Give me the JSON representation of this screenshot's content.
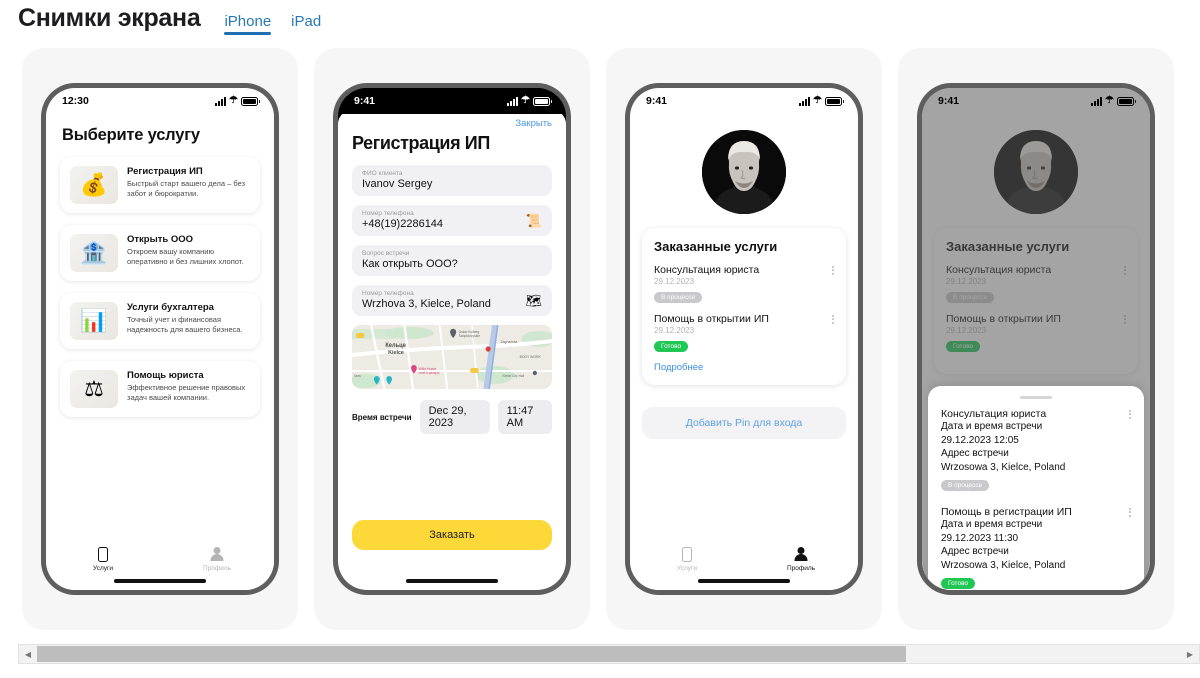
{
  "header": {
    "title": "Снимки экрана",
    "tabs": [
      {
        "label": "iPhone",
        "active": true
      },
      {
        "label": "iPad",
        "active": false
      }
    ]
  },
  "colors": {
    "accent_yellow": "#fcd839",
    "link_blue": "#3b8fe0",
    "badge_done_green": "#21c755",
    "badge_progress_gray": "#c9c9cd",
    "tab_underline": "#1f6fb2"
  },
  "screens": [
    {
      "id": "services",
      "statusbar": {
        "time": "12:30",
        "theme": "light"
      },
      "title": "Выберите услугу",
      "services": [
        {
          "name": "Регистрация ИП",
          "desc": "Быстрый старт вашего дела – без забот и бюрократии.",
          "icon": "gold-bars-icon"
        },
        {
          "name": "Открыть ООО",
          "desc": "Откроем вашу компанию оперативно и без лишних хлопот.",
          "icon": "gold-building-icon"
        },
        {
          "name": "Услуги бухгалтера",
          "desc": "Точный учет и финансовая надежность для вашего бизнеса.",
          "icon": "gold-chart-icon"
        },
        {
          "name": "Помощь юриста",
          "desc": "Эффективное решение правовых задач вашей компании.",
          "icon": "gold-scales-icon"
        }
      ],
      "tabbar": [
        {
          "label": "Услуги",
          "active": true
        },
        {
          "label": "Профиль",
          "active": false
        }
      ]
    },
    {
      "id": "registration",
      "statusbar": {
        "time": "9:41",
        "theme": "dark"
      },
      "close_label": "Закрыть",
      "title": "Регистрация ИП",
      "fields": [
        {
          "label": "ФИО клиента",
          "value": "Ivanov Sergey",
          "icon": ""
        },
        {
          "label": "Номер телефона",
          "value": "+48(19)2286144",
          "icon": "contacts-icon"
        },
        {
          "label": "Вопрос встречи",
          "value": "Как открыть ООО?",
          "icon": ""
        },
        {
          "label": "Номер телефона",
          "value": "Wrzhova 3, Kielce, Poland",
          "icon": "map-icon"
        }
      ],
      "map": {
        "city_ru": "Кельце",
        "city_en": "Kielce",
        "poi": [
          "Oskar Kolberg Świętokrzyskie",
          "Zagnańska",
          "BODY WORK",
          "Willa Hueta hotel & pensjon",
          "Kielce City Hall"
        ]
      },
      "time_row": {
        "label": "Время встречи",
        "date": "Dec 29, 2023",
        "time": "11:47 AM"
      },
      "submit_label": "Заказать"
    },
    {
      "id": "profile",
      "statusbar": {
        "time": "9:41",
        "theme": "light"
      },
      "avatar_alt": "user-avatar",
      "orders_title": "Заказанные услуги",
      "orders": [
        {
          "name": "Консультация юриста",
          "date": "29.12.2023",
          "status": "В процессе",
          "status_kind": "progress"
        },
        {
          "name": "Помощь в открытии ИП",
          "date": "29.12.2023",
          "status": "Готово",
          "status_kind": "done"
        }
      ],
      "more_label": "Подробнее",
      "pin_label": "Добавить Pin для входа",
      "tabbar": [
        {
          "label": "Услуги",
          "active": false
        },
        {
          "label": "Профиль",
          "active": true
        }
      ]
    },
    {
      "id": "order-details",
      "statusbar": {
        "time": "9:41",
        "theme": "light"
      },
      "orders_title": "Заказанные услуги",
      "orders": [
        {
          "name": "Консультация юриста",
          "date": "29.12.2023",
          "status": "В процессе",
          "status_kind": "progress"
        },
        {
          "name": "Помощь в открытии ИП",
          "date": "29.12.2023",
          "status": "Готово",
          "status_kind": "done"
        }
      ],
      "details": [
        {
          "name": "Консультация юриста",
          "datetime_label": "Дата и время встречи",
          "datetime_value": "29.12.2023 12:05",
          "address_label": "Адрес встречи",
          "address_value": "Wrzosowa 3, Kielce, Poland",
          "status": "В процессе",
          "status_kind": "progress"
        },
        {
          "name": "Помощь в регистрации ИП",
          "datetime_label": "Дата и время встречи",
          "datetime_value": "29.12.2023 11:30",
          "address_label": "Адрес встречи",
          "address_value": "Wrzosowa 3, Kielce, Poland",
          "status": "Готово",
          "status_kind": "done"
        }
      ]
    }
  ],
  "scrollbar": {
    "left_arrow": "◀",
    "right_arrow": "▶"
  }
}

- **EXERCISE AIM**
Check every line of the entries above for the word "Kielce" and report how many lines contain it, giving the number only.

- **RESULT FOR THIS EXERCISE**
5